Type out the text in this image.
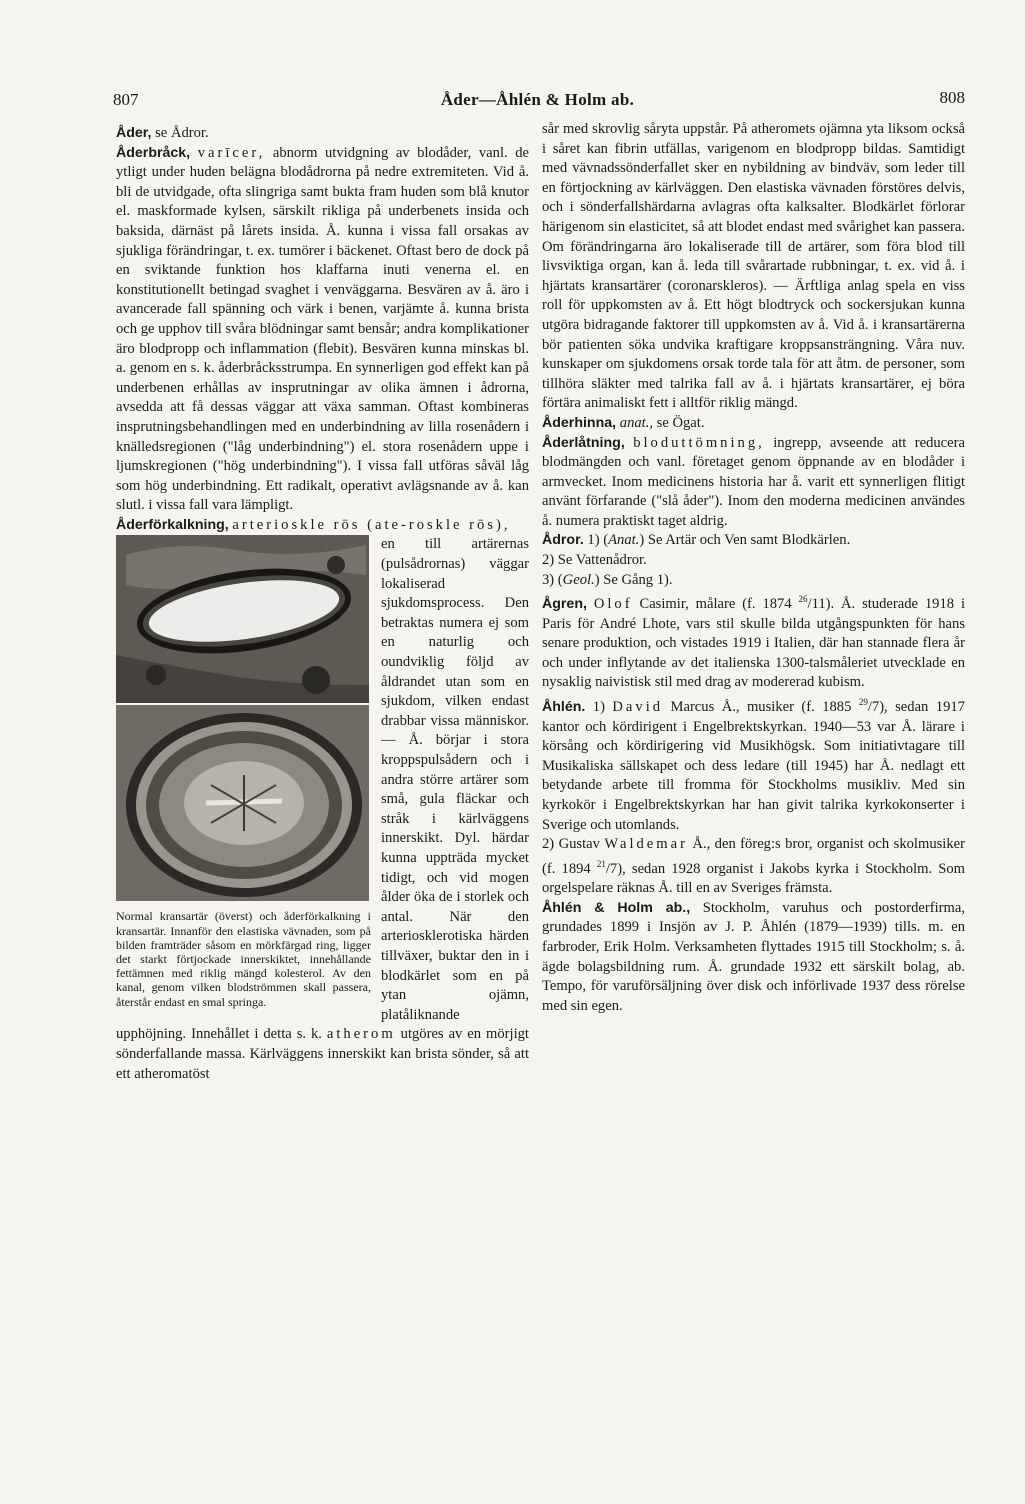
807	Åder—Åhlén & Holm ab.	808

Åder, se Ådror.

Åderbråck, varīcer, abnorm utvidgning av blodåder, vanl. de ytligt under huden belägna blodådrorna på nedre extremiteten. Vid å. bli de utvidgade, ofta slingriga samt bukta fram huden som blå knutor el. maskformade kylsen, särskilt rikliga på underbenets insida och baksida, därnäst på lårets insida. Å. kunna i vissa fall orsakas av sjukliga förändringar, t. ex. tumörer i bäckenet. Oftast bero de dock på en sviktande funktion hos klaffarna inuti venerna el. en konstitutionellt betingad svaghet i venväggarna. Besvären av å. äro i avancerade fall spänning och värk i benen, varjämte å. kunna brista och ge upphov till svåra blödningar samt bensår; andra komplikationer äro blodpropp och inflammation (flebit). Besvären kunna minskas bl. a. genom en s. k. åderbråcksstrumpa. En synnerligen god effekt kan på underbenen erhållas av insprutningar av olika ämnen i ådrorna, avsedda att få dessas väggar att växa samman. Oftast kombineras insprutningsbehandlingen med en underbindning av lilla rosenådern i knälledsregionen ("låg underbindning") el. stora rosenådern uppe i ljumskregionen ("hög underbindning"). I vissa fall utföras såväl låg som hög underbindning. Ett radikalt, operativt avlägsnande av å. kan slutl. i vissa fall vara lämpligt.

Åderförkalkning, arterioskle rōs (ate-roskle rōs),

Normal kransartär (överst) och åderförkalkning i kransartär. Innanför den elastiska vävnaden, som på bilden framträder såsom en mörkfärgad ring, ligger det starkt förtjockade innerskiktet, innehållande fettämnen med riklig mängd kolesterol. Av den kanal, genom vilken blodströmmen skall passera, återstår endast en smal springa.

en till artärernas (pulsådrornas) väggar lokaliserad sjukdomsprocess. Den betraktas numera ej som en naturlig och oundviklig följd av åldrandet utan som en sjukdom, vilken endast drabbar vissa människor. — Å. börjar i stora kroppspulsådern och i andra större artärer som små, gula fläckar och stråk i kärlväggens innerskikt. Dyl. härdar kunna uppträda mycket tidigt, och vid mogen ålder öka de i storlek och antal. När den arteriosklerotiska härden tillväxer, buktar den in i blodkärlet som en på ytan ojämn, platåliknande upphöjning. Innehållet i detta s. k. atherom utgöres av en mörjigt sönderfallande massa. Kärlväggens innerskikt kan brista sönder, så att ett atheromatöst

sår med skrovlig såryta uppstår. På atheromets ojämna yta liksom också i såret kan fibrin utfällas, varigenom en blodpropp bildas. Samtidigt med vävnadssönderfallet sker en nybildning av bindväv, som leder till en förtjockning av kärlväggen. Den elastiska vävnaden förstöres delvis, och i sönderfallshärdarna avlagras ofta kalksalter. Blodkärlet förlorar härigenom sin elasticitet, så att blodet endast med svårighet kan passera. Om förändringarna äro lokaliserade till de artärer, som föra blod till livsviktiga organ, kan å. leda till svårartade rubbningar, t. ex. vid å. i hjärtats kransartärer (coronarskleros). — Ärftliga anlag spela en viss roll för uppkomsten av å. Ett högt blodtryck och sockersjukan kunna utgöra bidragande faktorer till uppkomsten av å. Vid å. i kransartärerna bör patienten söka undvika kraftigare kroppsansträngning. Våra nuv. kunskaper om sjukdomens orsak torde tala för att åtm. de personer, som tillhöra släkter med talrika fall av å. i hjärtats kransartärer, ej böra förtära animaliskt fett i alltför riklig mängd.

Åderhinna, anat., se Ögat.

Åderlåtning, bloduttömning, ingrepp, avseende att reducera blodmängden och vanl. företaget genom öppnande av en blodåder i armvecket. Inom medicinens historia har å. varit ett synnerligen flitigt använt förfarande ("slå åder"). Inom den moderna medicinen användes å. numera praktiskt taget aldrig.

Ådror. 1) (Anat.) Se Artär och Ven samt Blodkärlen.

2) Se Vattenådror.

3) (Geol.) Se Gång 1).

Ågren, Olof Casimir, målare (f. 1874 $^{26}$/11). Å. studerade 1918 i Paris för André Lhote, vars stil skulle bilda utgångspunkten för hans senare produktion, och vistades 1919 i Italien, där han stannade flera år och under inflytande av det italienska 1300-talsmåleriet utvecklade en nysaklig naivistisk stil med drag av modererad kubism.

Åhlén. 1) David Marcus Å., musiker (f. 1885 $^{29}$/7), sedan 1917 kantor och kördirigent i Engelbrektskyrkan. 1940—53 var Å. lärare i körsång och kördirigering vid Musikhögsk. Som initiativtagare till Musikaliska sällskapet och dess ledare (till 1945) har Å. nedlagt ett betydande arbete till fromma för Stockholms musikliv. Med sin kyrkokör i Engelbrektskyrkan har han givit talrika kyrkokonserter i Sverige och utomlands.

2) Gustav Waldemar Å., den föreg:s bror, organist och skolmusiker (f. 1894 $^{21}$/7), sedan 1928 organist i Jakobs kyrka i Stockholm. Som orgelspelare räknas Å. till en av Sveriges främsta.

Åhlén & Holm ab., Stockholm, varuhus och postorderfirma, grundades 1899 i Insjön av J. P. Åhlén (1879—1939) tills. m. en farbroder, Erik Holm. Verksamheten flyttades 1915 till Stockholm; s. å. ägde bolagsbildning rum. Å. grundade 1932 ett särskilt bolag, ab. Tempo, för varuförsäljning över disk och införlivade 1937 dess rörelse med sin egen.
● ● ● ● ● ● ●
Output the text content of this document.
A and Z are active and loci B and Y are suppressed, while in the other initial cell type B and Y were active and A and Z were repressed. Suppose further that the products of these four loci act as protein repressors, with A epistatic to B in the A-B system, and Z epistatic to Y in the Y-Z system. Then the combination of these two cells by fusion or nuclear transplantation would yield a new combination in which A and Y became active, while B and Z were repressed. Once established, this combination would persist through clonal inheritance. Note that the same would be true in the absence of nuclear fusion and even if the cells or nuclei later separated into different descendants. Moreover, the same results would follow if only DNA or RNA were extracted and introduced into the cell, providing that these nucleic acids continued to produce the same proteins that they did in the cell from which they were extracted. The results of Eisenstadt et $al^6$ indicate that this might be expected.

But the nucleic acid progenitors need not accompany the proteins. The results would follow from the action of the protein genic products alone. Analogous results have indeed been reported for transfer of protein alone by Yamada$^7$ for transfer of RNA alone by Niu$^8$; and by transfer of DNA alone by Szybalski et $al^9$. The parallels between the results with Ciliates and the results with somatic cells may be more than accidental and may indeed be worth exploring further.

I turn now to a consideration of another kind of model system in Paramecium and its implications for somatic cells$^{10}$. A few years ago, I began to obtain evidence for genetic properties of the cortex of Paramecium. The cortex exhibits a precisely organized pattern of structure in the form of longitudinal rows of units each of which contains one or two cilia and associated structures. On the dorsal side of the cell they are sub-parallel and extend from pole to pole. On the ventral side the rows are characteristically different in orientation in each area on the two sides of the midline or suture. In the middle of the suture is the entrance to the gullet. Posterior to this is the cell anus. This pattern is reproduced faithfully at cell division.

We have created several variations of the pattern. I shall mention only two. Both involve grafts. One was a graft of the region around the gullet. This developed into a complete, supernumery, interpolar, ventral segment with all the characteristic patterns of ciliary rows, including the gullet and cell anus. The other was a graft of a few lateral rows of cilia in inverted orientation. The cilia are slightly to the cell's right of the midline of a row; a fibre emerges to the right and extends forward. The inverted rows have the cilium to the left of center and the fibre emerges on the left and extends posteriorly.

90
● ● ● ● ● ● ●
> _Assignment_: Match on "text": copy every line in the records that has it.

> _Exercise output_:
Type out the text in this image.
Output the text content of this document.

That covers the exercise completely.